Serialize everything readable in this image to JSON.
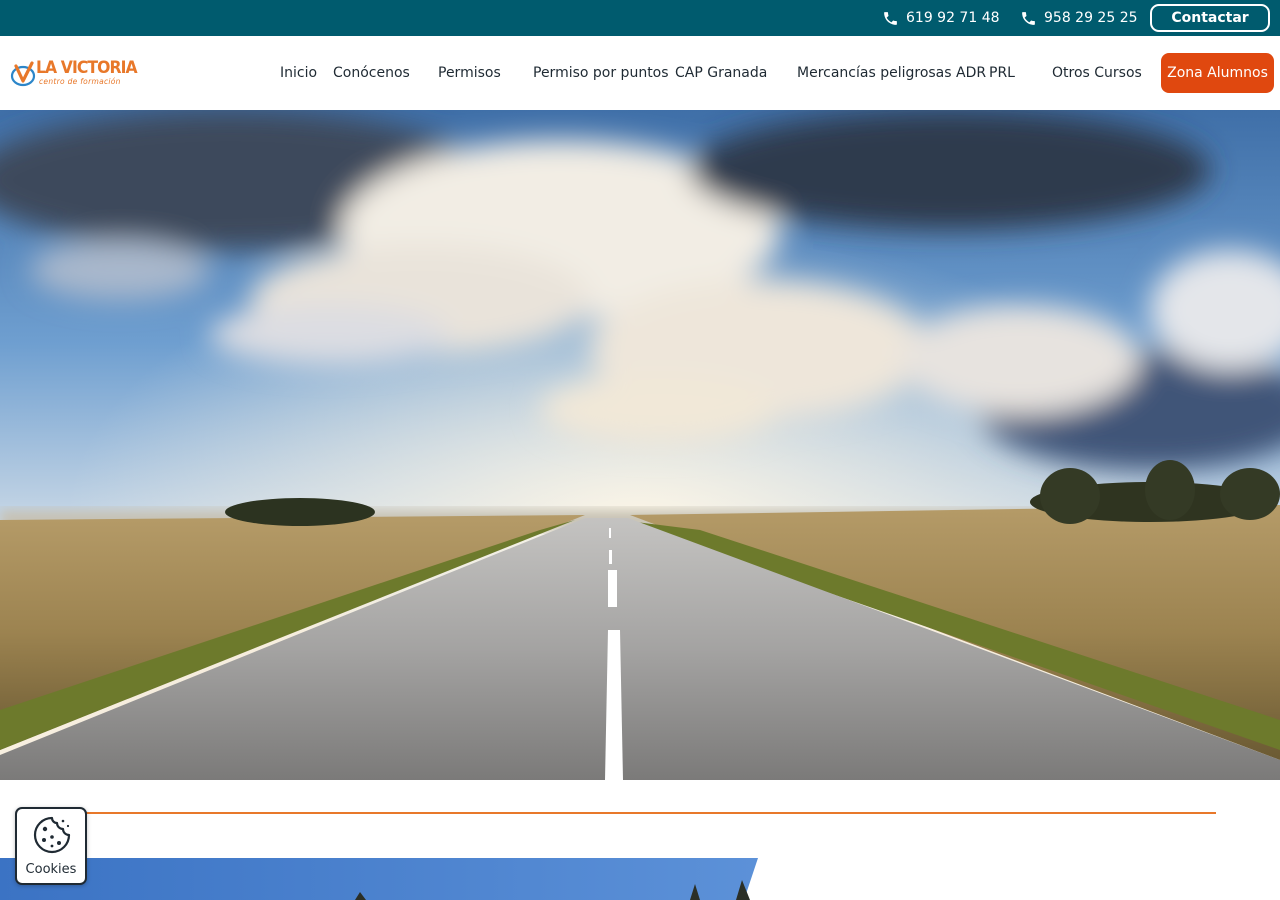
{
  "topbar": {
    "phones": [
      {
        "number": "619 92 71 48",
        "icon": "phone-icon"
      },
      {
        "number": "958 29 25 25",
        "icon": "phone-icon"
      }
    ],
    "contact_label": "Contactar"
  },
  "brand": {
    "logo_title": "LA VICTORIA",
    "logo_subtitle": "centro de formación",
    "accent": "#e8782a",
    "topbar_color": "#005b6e",
    "cta_color": "#e0480f"
  },
  "nav": {
    "items": [
      {
        "label": "Inicio"
      },
      {
        "label": "Conócenos"
      },
      {
        "label": "Permisos"
      },
      {
        "label": "Permiso por puntos"
      },
      {
        "label": "CAP Granada"
      },
      {
        "label": "Mercancías peligrosas ADR"
      },
      {
        "label": "PRL"
      },
      {
        "label": "Otros Cursos"
      }
    ],
    "cta_label": "Zona Alumnos"
  },
  "hero": {
    "image": "open-road-landscape-photo"
  },
  "cookies": {
    "label": "Cookies",
    "icon": "cookie-icon"
  }
}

= = = = = = =

(WHAT IS NEEDED):
Without the pictures, repeat all the records word for word.

(EXERCISE RESULT):
Serialize everything readable in this image to JSON.
{
  "topbar": {
    "phones": [
      {
        "number": "619 92 71 48",
        "icon": "phone-icon"
      },
      {
        "number": "958 29 25 25",
        "icon": "phone-icon"
      }
    ],
    "contact_label": "Contactar"
  },
  "brand": {
    "logo_title": "LA VICTORIA",
    "logo_subtitle": "centro de formación",
    "accent": "#e8782a",
    "topbar_color": "#005b6e",
    "cta_color": "#e0480f"
  },
  "nav": {
    "items": [
      {
        "label": "Inicio"
      },
      {
        "label": "Conócenos"
      },
      {
        "label": "Permisos"
      },
      {
        "label": "Permiso por puntos"
      },
      {
        "label": "CAP Granada"
      },
      {
        "label": "Mercancías peligrosas ADR"
      },
      {
        "label": "PRL"
      },
      {
        "label": "Otros Cursos"
      }
    ],
    "cta_label": "Zona Alumnos"
  },
  "hero": {
    "image": "open-road-landscape-photo"
  },
  "cookies": {
    "label": "Cookies",
    "icon": "cookie-icon"
  }
}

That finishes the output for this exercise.